Task statement:
Will you print the material below without altering a single character?

Input:
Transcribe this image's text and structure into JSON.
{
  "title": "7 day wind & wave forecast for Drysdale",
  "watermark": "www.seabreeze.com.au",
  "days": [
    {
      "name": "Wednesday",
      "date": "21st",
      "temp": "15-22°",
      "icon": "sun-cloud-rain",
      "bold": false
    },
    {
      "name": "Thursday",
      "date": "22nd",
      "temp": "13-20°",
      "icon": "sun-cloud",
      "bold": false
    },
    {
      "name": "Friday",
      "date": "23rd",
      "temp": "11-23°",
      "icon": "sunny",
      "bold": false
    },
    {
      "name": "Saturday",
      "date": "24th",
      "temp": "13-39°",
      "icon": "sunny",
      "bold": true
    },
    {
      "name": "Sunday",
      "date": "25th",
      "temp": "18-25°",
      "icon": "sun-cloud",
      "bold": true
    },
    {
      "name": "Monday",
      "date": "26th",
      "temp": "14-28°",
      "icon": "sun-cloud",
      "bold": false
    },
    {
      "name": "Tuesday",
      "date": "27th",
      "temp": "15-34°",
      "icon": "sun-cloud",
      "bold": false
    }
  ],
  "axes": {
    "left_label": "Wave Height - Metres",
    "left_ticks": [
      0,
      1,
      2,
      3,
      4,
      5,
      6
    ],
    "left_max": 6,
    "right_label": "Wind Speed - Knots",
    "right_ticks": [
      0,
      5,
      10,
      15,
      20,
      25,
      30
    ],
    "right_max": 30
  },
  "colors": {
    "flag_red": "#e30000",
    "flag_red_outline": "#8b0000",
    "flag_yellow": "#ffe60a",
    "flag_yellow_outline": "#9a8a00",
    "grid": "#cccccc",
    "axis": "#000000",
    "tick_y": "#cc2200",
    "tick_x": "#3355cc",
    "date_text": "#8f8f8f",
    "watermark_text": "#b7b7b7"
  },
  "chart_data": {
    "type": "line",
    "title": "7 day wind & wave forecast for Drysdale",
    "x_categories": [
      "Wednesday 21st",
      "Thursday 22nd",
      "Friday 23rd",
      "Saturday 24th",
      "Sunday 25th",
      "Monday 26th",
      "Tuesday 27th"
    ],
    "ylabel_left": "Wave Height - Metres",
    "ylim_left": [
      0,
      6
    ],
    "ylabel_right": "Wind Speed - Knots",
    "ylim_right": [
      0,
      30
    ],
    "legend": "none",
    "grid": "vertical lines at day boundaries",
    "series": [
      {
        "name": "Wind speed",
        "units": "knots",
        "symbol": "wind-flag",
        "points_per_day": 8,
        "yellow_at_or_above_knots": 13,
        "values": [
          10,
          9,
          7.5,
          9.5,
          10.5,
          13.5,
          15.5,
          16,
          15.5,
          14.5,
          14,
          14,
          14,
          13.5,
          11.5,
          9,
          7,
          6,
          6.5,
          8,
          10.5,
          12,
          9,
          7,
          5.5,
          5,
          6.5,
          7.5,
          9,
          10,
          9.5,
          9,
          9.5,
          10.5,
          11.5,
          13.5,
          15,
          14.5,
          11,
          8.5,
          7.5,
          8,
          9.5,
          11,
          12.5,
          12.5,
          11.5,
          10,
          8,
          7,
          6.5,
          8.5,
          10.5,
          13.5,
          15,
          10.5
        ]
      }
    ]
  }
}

Finished answer:
Transcribe this image's text and structure into JSON.
{
  "title": "7 day wind & wave forecast for Drysdale",
  "watermark": "www.seabreeze.com.au",
  "days": [
    {
      "name": "Wednesday",
      "date": "21st",
      "temp": "15-22°",
      "icon": "sun-cloud-rain",
      "bold": false
    },
    {
      "name": "Thursday",
      "date": "22nd",
      "temp": "13-20°",
      "icon": "sun-cloud",
      "bold": false
    },
    {
      "name": "Friday",
      "date": "23rd",
      "temp": "11-23°",
      "icon": "sunny",
      "bold": false
    },
    {
      "name": "Saturday",
      "date": "24th",
      "temp": "13-39°",
      "icon": "sunny",
      "bold": true
    },
    {
      "name": "Sunday",
      "date": "25th",
      "temp": "18-25°",
      "icon": "sun-cloud",
      "bold": true
    },
    {
      "name": "Monday",
      "date": "26th",
      "temp": "14-28°",
      "icon": "sun-cloud",
      "bold": false
    },
    {
      "name": "Tuesday",
      "date": "27th",
      "temp": "15-34°",
      "icon": "sun-cloud",
      "bold": false
    }
  ],
  "axes": {
    "left_label": "Wave Height - Metres",
    "left_ticks": [
      0,
      1,
      2,
      3,
      4,
      5,
      6
    ],
    "left_max": 6,
    "right_label": "Wind Speed - Knots",
    "right_ticks": [
      0,
      5,
      10,
      15,
      20,
      25,
      30
    ],
    "right_max": 30
  },
  "colors": {
    "flag_red": "#e30000",
    "flag_red_outline": "#8b0000",
    "flag_yellow": "#ffe60a",
    "flag_yellow_outline": "#9a8a00",
    "grid": "#cccccc",
    "axis": "#000000",
    "tick_y": "#cc2200",
    "tick_x": "#3355cc",
    "date_text": "#8f8f8f",
    "watermark_text": "#b7b7b7"
  },
  "chart_data": {
    "type": "line",
    "title": "7 day wind & wave forecast for Drysdale",
    "x_categories": [
      "Wednesday 21st",
      "Thursday 22nd",
      "Friday 23rd",
      "Saturday 24th",
      "Sunday 25th",
      "Monday 26th",
      "Tuesday 27th"
    ],
    "ylabel_left": "Wave Height - Metres",
    "ylim_left": [
      0,
      6
    ],
    "ylabel_right": "Wind Speed - Knots",
    "ylim_right": [
      0,
      30
    ],
    "legend": "none",
    "grid": "vertical lines at day boundaries",
    "series": [
      {
        "name": "Wind speed",
        "units": "knots",
        "symbol": "wind-flag",
        "points_per_day": 8,
        "yellow_at_or_above_knots": 13,
        "values": [
          10,
          9,
          7.5,
          9.5,
          10.5,
          13.5,
          15.5,
          16,
          15.5,
          14.5,
          14,
          14,
          14,
          13.5,
          11.5,
          9,
          7,
          6,
          6.5,
          8,
          10.5,
          12,
          9,
          7,
          5.5,
          5,
          6.5,
          7.5,
          9,
          10,
          9.5,
          9,
          9.5,
          10.5,
          11.5,
          13.5,
          15,
          14.5,
          11,
          8.5,
          7.5,
          8,
          9.5,
          11,
          12.5,
          12.5,
          11.5,
          10,
          8,
          7,
          6.5,
          8.5,
          10.5,
          13.5,
          15,
          10.5
        ]
      }
    ]
  }
}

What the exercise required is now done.